Gather each line of the entries below that includes "uzņēmējiem".

### DATASET CONTENT
>>>>

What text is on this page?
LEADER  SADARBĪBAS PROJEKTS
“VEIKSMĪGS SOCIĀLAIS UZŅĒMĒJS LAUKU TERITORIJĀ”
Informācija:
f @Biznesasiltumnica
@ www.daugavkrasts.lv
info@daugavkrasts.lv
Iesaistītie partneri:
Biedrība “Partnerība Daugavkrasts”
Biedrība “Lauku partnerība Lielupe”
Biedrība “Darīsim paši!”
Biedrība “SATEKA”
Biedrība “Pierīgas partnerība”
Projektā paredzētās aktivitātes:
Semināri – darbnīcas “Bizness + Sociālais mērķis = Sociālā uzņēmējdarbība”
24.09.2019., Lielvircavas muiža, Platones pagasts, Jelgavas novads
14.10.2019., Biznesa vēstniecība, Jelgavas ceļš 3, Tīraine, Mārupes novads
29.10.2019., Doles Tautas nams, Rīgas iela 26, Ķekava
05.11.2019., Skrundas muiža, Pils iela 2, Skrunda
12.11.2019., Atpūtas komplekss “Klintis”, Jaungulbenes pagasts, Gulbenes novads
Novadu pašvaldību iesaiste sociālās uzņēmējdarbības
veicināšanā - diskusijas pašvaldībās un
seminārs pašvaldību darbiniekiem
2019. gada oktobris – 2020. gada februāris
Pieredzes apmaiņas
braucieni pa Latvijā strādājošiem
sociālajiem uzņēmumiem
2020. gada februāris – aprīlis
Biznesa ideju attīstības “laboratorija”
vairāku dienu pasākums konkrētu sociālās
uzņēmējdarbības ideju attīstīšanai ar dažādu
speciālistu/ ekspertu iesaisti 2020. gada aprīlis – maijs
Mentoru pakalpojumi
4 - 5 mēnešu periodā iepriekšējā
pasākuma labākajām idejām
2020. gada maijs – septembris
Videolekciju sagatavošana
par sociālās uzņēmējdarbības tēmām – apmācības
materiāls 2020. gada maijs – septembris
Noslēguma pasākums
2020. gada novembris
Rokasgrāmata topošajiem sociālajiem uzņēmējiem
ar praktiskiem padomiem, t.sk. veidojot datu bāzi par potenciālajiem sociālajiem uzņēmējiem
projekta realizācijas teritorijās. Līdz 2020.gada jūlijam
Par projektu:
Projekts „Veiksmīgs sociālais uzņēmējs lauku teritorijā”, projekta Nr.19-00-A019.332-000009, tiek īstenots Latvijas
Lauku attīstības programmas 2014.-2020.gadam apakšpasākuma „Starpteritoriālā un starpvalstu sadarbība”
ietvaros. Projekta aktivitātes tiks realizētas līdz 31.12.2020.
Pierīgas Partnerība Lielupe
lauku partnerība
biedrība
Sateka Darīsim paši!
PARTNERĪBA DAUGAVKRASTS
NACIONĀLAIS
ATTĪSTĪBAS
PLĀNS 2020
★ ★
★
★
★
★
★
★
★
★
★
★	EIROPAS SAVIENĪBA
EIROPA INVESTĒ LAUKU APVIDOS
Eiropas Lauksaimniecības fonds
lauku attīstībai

<<<<

### SOLVED PROBLEM
Rokasgrāmata topošajiem sociālajiem uzņēmējiem
ar praktiskiem padomiem, t.sk. veidojot datu bāzi par potenciālajiem sociālajiem uzņēmējiem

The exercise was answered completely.